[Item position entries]
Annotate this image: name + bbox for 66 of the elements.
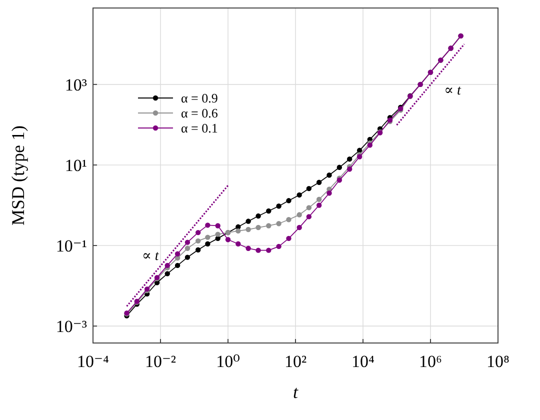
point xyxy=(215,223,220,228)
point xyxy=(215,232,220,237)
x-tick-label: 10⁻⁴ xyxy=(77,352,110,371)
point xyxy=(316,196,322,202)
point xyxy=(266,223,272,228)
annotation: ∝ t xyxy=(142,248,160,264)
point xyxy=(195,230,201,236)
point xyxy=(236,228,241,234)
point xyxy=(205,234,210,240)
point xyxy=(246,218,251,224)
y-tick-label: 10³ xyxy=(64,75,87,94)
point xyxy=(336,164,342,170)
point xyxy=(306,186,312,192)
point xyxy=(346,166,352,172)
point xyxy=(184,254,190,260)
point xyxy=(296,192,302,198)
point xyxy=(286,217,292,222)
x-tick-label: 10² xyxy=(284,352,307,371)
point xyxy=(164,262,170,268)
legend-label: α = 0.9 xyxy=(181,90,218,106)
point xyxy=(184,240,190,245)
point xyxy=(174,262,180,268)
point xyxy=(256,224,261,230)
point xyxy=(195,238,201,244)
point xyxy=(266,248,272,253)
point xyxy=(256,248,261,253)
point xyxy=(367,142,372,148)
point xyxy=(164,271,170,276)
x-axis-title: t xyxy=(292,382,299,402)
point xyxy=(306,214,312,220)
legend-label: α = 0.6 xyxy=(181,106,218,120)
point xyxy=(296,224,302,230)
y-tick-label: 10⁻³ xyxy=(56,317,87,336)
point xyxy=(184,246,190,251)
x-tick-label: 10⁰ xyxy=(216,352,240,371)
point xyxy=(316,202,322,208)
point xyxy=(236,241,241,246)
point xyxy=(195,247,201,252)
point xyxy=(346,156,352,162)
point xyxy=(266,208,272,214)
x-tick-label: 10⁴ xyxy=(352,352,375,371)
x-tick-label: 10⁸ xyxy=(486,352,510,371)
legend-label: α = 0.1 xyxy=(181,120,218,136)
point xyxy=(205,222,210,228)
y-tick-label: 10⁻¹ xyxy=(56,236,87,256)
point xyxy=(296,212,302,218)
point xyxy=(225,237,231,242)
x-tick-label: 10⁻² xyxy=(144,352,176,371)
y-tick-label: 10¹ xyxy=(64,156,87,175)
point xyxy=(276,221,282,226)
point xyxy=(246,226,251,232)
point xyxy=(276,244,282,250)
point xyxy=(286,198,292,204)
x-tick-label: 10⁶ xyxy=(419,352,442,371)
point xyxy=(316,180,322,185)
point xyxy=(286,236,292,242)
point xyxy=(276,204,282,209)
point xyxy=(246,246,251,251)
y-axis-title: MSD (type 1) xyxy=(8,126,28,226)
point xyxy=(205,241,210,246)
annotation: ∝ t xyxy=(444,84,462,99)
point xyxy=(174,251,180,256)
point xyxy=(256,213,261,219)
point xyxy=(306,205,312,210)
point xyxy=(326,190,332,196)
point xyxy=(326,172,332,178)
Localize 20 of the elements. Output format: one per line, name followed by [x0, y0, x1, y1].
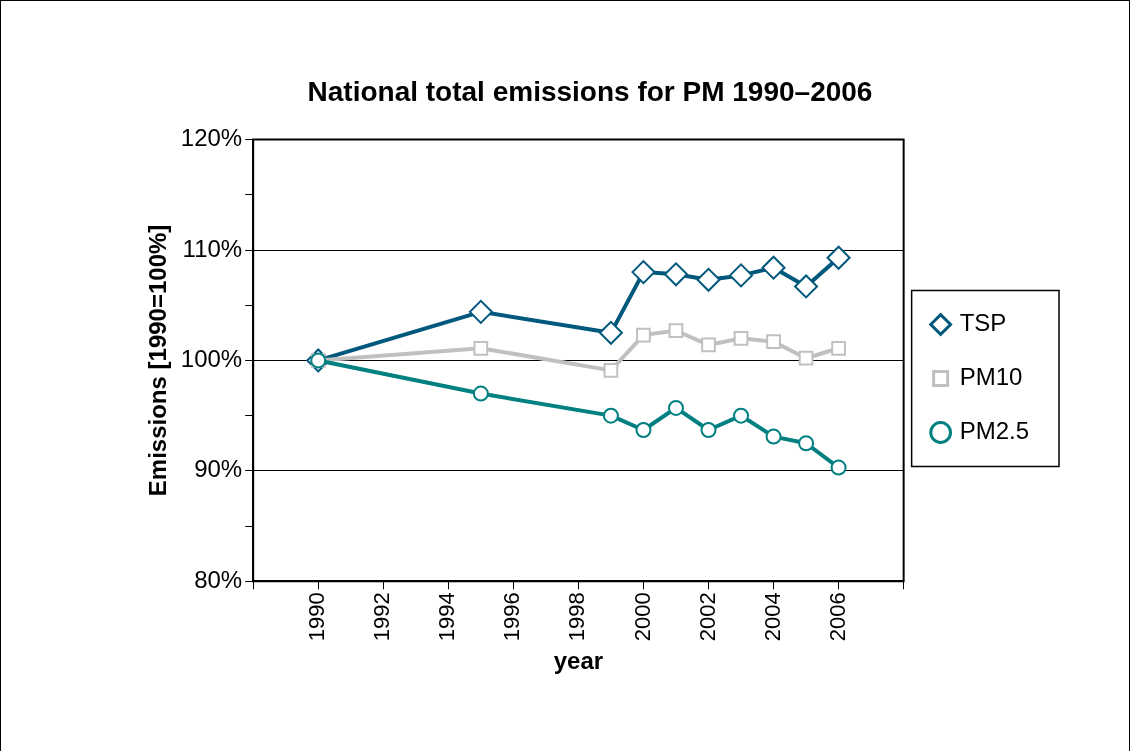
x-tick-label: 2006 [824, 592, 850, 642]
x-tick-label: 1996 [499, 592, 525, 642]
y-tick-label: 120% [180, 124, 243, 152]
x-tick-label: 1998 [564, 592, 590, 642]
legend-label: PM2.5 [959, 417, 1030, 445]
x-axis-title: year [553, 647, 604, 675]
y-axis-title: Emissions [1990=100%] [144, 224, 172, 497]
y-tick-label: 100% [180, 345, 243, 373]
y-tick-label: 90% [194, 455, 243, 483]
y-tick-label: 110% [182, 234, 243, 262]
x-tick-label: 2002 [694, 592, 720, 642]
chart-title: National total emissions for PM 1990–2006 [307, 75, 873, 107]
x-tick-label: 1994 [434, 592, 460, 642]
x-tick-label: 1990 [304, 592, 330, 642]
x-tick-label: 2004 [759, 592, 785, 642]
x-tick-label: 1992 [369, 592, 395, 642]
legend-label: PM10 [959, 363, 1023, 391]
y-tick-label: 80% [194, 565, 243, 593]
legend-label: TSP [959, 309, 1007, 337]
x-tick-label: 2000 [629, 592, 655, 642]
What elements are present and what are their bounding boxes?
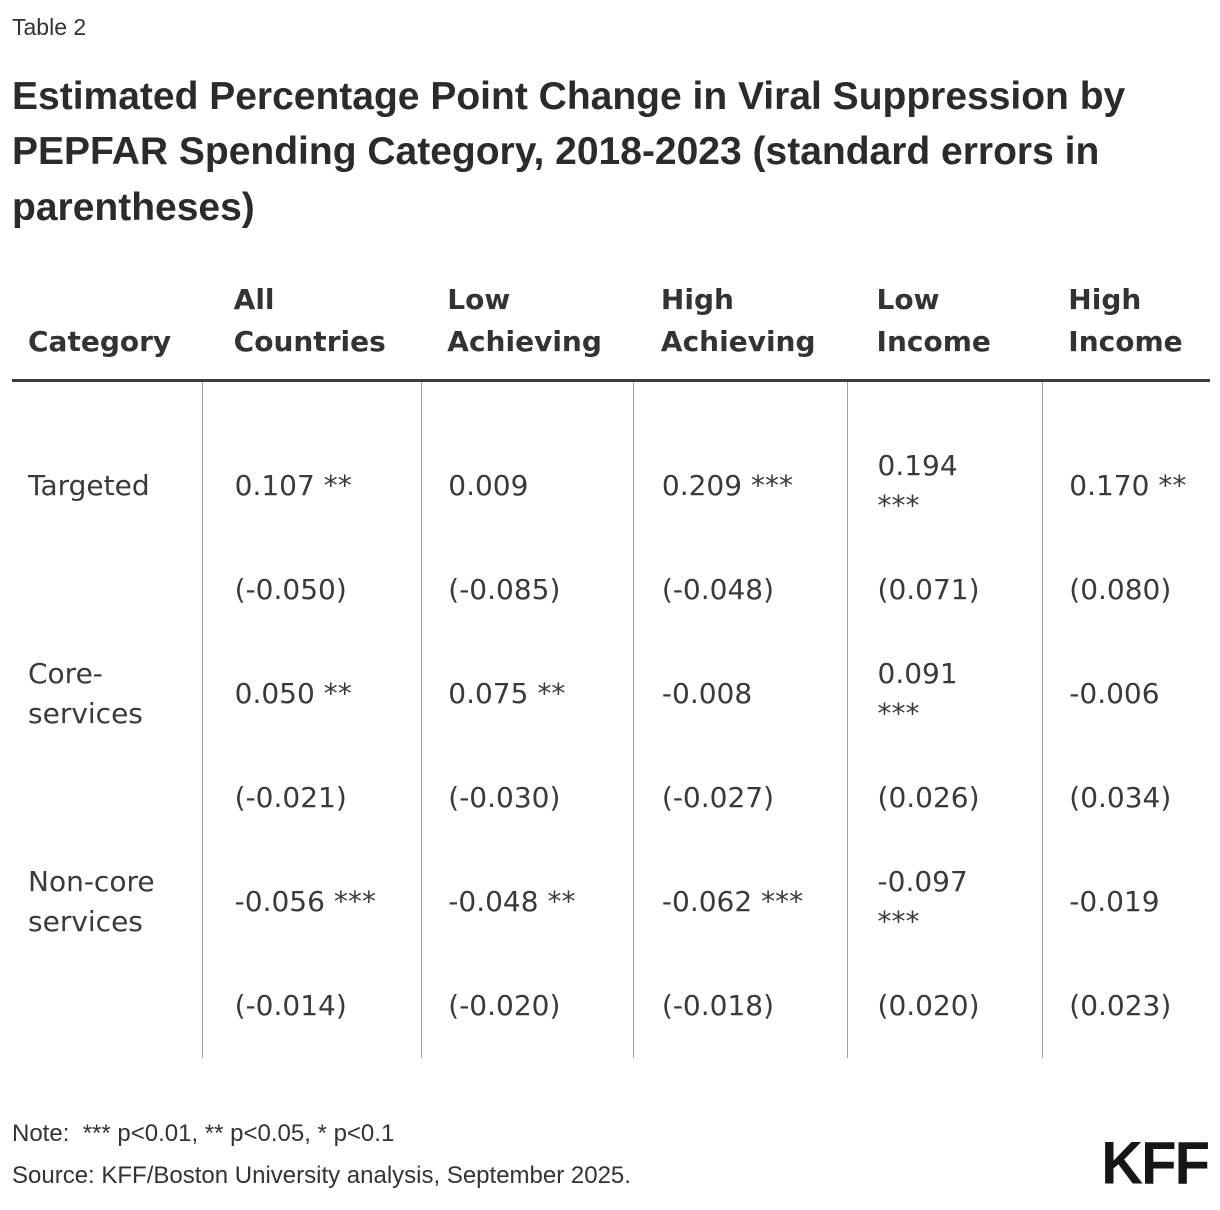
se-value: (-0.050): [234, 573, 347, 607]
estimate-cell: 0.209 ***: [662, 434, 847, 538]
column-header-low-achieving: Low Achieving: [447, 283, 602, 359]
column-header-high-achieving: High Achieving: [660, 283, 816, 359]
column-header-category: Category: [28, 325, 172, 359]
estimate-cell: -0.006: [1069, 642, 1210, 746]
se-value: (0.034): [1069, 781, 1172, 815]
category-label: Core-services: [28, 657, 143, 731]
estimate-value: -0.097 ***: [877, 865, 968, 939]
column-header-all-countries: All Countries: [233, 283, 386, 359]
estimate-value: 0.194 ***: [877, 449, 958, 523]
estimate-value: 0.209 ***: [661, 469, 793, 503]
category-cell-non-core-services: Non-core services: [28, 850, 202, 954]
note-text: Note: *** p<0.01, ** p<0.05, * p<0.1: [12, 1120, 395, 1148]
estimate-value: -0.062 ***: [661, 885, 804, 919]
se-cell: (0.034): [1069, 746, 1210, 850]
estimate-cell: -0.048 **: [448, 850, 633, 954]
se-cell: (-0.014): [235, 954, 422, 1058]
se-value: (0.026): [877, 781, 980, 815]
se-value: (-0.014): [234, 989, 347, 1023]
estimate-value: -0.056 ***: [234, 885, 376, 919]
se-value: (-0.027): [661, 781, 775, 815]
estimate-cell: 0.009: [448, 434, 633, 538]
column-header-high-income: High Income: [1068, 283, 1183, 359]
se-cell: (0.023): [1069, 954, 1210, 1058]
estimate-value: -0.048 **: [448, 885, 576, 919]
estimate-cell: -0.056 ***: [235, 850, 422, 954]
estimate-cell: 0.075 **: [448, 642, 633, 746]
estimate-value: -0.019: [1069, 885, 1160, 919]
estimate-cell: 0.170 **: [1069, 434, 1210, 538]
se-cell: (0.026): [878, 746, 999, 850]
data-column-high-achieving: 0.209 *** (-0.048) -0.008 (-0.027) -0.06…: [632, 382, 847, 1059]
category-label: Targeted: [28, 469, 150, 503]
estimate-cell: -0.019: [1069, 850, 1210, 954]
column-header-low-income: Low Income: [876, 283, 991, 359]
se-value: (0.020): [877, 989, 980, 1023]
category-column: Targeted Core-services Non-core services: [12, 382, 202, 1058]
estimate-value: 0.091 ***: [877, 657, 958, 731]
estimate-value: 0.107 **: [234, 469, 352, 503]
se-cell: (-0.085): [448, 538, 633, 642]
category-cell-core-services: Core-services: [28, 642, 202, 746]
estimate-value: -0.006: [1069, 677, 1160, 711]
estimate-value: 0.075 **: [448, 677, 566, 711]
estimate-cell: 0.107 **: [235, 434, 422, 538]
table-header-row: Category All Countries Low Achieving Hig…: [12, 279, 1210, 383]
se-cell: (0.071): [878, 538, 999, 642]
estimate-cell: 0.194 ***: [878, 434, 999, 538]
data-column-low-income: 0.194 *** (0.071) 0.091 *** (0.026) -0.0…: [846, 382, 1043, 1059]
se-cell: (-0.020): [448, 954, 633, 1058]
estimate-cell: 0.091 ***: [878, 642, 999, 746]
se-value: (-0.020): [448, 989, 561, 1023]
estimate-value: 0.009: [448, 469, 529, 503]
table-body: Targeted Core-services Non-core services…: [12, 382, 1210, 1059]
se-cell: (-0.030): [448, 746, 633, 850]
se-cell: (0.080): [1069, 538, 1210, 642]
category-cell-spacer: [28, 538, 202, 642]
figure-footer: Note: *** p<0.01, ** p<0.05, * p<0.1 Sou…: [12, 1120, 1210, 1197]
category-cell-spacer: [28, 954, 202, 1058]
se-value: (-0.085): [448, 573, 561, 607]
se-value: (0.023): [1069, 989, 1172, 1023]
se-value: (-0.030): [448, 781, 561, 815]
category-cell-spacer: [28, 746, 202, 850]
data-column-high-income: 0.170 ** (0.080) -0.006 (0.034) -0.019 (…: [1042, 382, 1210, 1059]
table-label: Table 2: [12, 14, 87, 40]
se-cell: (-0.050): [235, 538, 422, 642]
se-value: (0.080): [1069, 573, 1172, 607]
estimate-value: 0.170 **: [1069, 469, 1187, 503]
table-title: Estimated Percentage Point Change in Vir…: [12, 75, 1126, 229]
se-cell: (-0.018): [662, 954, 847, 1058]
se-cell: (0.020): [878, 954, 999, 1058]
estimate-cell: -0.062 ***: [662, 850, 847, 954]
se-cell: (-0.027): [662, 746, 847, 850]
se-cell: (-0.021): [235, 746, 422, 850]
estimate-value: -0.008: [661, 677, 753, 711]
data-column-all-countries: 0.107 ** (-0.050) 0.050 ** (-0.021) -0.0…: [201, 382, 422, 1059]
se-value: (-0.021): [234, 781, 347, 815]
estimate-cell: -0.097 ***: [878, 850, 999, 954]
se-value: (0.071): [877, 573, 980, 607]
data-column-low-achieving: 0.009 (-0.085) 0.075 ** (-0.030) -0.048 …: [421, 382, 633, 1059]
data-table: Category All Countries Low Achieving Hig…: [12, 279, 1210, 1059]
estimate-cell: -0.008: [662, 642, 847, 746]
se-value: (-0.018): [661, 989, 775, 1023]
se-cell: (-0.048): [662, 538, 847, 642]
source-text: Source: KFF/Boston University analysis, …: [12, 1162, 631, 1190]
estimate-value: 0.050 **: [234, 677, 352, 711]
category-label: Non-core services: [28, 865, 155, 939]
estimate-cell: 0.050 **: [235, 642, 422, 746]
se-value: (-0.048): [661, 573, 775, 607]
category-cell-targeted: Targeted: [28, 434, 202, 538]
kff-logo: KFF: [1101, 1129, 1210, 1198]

### Your task
Return the stretch of rows from the line containing "point xyxy=(215,223,220,228)" through the line containing "point xyxy=(306,186,312,192)", both included, copying each line unchanged.

### Task response
point xyxy=(215,223,220,228)
point xyxy=(215,232,220,237)
x-tick-label: 10⁻⁴ xyxy=(77,352,110,371)
point xyxy=(316,196,322,202)
point xyxy=(266,223,272,228)
annotation: ∝ t xyxy=(142,248,160,264)
point xyxy=(195,230,201,236)
point xyxy=(236,228,241,234)
point xyxy=(205,234,210,240)
point xyxy=(246,218,251,224)
y-tick-label: 10³ xyxy=(64,75,87,94)
point xyxy=(336,164,342,170)
point xyxy=(306,186,312,192)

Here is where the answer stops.